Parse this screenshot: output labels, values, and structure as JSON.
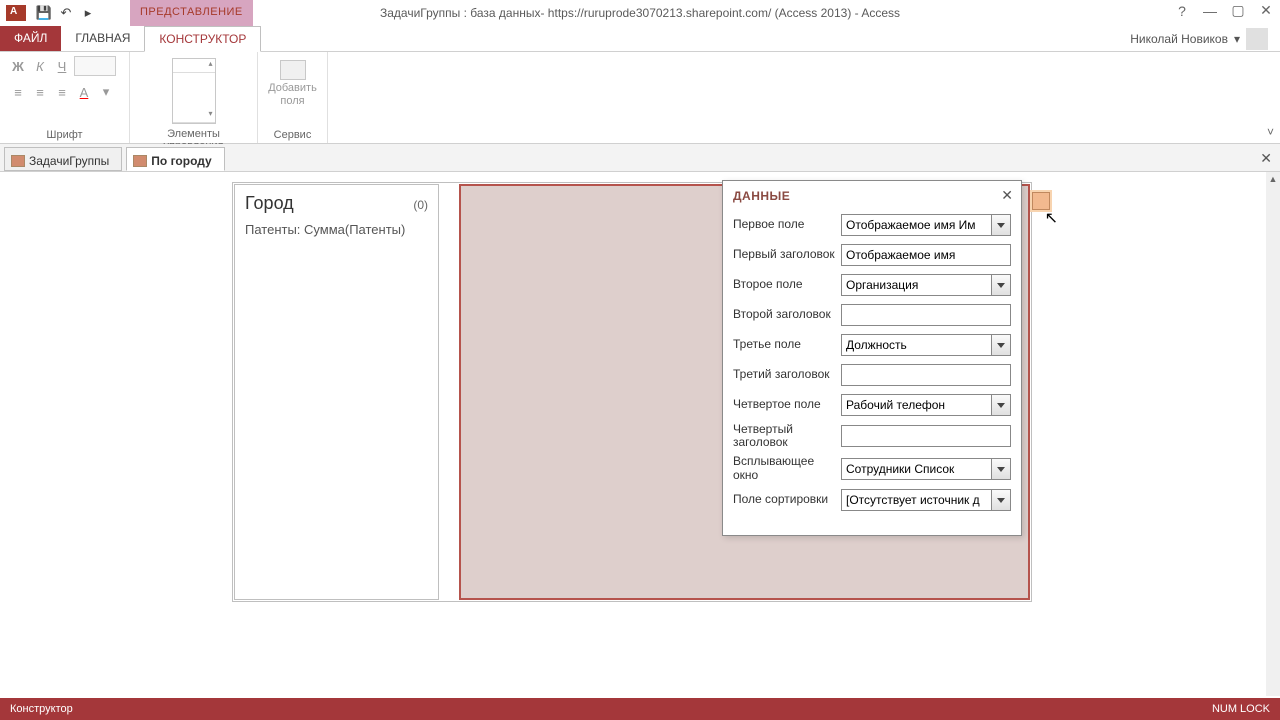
{
  "titlebar": {
    "context_tab": "ПРЕДСТАВЛЕНИЕ",
    "title": "ЗадачиГруппы : база данных- https://ruruprode3070213.sharepoint.com/ (Access 2013) - Access",
    "help": "?"
  },
  "tabs": {
    "file": "ФАЙЛ",
    "home": "ГЛАВНАЯ",
    "design": "КОНСТРУКТОР"
  },
  "user": {
    "name": "Николай Новиков"
  },
  "ribbon": {
    "font_group": "Шрифт",
    "controls_group": "Элементы управления",
    "add_fields_btn_l1": "Добавить",
    "add_fields_btn_l2": "поля",
    "service_group": "Сервис",
    "bold": "Ж",
    "italic": "К",
    "underline": "Ч",
    "font_color": "A"
  },
  "doctabs": {
    "t1": "ЗадачиГруппы",
    "t2": "По городу"
  },
  "left_panel": {
    "header": "Город",
    "count": "(0)",
    "sub": "Патенты: Сумма(Патенты)"
  },
  "popup": {
    "title": "ДАННЫЕ",
    "rows": {
      "f1_label": "Первое поле",
      "f1_value": "Отображаемое имя Им",
      "h1_label": "Первый заголовок",
      "h1_value": "Отображаемое имя",
      "f2_label": "Второе поле",
      "f2_value": "Организация",
      "h2_label": "Второй заголовок",
      "h2_value": "",
      "f3_label": "Третье поле",
      "f3_value": "Должность",
      "h3_label": "Третий заголовок",
      "h3_value": "",
      "f4_label": "Четвертое поле",
      "f4_value": "Рабочий телефон",
      "h4_label": "Четвертый заголовок",
      "h4_value": "",
      "pw_label": "Всплывающее окно",
      "pw_value": "Сотрудники Список",
      "sort_label": "Поле сортировки",
      "sort_value": "[Отсутствует источник д"
    }
  },
  "status": {
    "left": "Конструктор",
    "right": "NUM LOCK"
  }
}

+ + + + + + +

• TASK DIRECTIONS:
Keep every word of the data as it is when you write it out, but drop the pictures.

• ANSWER TO THE TASK:
Parse this screenshot: output labels, values, and structure as JSON.
{
  "titlebar": {
    "context_tab": "ПРЕДСТАВЛЕНИЕ",
    "title": "ЗадачиГруппы : база данных- https://ruruprode3070213.sharepoint.com/ (Access 2013) - Access",
    "help": "?"
  },
  "tabs": {
    "file": "ФАЙЛ",
    "home": "ГЛАВНАЯ",
    "design": "КОНСТРУКТОР"
  },
  "user": {
    "name": "Николай Новиков"
  },
  "ribbon": {
    "font_group": "Шрифт",
    "controls_group": "Элементы управления",
    "add_fields_btn_l1": "Добавить",
    "add_fields_btn_l2": "поля",
    "service_group": "Сервис",
    "bold": "Ж",
    "italic": "К",
    "underline": "Ч",
    "font_color": "A"
  },
  "doctabs": {
    "t1": "ЗадачиГруппы",
    "t2": "По городу"
  },
  "left_panel": {
    "header": "Город",
    "count": "(0)",
    "sub": "Патенты: Сумма(Патенты)"
  },
  "popup": {
    "title": "ДАННЫЕ",
    "rows": {
      "f1_label": "Первое поле",
      "f1_value": "Отображаемое имя Им",
      "h1_label": "Первый заголовок",
      "h1_value": "Отображаемое имя",
      "f2_label": "Второе поле",
      "f2_value": "Организация",
      "h2_label": "Второй заголовок",
      "h2_value": "",
      "f3_label": "Третье поле",
      "f3_value": "Должность",
      "h3_label": "Третий заголовок",
      "h3_value": "",
      "f4_label": "Четвертое поле",
      "f4_value": "Рабочий телефон",
      "h4_label": "Четвертый заголовок",
      "h4_value": "",
      "pw_label": "Всплывающее окно",
      "pw_value": "Сотрудники Список",
      "sort_label": "Поле сортировки",
      "sort_value": "[Отсутствует источник д"
    }
  },
  "status": {
    "left": "Конструктор",
    "right": "NUM LOCK"
  }
}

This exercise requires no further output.